TASK STATEMENT: Only lines with the word "value" are needed; collect each of them from the listing below.

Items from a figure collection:
>>>
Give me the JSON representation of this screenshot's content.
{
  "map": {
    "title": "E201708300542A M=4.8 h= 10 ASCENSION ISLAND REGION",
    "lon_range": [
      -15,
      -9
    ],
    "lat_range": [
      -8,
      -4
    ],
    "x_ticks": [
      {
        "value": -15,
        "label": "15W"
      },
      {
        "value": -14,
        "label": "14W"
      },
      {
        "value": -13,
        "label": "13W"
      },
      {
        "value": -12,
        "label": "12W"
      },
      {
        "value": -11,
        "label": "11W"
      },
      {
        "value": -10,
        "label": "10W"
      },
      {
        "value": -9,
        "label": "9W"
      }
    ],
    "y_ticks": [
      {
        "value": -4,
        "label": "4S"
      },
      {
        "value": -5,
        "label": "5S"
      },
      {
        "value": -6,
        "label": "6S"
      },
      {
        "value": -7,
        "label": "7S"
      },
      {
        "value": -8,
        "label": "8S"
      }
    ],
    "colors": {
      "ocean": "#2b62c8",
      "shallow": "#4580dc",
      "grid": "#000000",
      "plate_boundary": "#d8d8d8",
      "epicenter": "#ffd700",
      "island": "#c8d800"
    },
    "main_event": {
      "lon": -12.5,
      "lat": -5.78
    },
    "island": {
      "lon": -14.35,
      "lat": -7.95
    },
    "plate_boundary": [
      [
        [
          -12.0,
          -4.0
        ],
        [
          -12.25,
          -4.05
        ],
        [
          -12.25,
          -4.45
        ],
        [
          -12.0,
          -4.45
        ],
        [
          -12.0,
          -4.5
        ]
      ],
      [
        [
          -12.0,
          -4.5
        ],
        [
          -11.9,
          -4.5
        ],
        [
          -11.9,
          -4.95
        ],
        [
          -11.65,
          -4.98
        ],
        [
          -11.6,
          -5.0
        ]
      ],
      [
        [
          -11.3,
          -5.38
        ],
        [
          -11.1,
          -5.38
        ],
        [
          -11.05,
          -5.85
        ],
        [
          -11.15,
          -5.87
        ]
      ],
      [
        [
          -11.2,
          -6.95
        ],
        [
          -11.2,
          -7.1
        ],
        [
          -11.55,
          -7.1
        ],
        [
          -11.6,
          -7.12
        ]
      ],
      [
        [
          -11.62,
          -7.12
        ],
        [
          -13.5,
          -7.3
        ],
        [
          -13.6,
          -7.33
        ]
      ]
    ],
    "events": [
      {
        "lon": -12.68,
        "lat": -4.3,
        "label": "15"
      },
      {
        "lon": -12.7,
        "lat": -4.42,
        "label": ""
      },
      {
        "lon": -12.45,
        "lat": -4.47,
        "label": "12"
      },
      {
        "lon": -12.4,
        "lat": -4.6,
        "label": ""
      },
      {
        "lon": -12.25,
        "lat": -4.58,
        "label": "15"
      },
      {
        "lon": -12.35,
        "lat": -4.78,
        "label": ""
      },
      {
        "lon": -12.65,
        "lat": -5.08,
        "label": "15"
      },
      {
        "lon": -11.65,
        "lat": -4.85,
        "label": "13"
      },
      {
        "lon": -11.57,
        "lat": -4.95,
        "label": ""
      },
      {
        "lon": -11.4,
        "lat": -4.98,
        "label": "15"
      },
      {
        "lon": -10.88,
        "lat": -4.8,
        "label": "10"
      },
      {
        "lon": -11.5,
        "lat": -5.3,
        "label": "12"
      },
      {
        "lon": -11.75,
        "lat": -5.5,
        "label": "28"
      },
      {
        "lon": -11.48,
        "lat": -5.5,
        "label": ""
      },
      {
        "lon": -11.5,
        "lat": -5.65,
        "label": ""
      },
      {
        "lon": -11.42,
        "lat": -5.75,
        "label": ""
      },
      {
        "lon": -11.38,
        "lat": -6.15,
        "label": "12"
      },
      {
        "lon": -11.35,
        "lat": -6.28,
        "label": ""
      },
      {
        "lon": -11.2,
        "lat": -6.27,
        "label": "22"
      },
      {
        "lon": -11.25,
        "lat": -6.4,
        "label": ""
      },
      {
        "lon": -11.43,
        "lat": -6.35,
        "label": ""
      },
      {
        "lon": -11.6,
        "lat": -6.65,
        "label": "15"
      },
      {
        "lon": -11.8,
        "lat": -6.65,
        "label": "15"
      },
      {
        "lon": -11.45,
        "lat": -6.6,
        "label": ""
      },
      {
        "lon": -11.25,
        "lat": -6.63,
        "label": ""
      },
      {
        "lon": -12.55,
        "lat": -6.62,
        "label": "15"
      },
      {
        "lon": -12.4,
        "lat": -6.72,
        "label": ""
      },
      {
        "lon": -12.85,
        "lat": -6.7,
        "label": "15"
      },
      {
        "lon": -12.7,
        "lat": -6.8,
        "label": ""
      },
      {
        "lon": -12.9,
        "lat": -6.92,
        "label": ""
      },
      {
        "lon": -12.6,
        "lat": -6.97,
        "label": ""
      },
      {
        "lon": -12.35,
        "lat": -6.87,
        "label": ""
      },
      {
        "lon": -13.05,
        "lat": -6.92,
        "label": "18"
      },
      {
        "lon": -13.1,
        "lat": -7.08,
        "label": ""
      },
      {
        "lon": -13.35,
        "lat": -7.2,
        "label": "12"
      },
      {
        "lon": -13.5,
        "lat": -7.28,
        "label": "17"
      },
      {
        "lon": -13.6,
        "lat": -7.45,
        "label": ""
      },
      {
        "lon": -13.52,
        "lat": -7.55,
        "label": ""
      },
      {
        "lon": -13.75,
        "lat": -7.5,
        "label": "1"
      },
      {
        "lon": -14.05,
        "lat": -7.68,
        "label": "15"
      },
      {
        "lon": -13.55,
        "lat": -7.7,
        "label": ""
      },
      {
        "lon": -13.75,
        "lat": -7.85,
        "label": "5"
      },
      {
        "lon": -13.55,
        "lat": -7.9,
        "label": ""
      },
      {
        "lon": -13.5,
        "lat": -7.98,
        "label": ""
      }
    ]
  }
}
<<<
EXPECTED ANSWER:
        "value": -15,
        "value": -14,
        "value": -13,
        "value": -12,
        "value": -11,
        "value": -10,
        "value": -9,
        "value": -4,
        "value": -5,
        "value": -6,
        "value": -7,
        "value": -8,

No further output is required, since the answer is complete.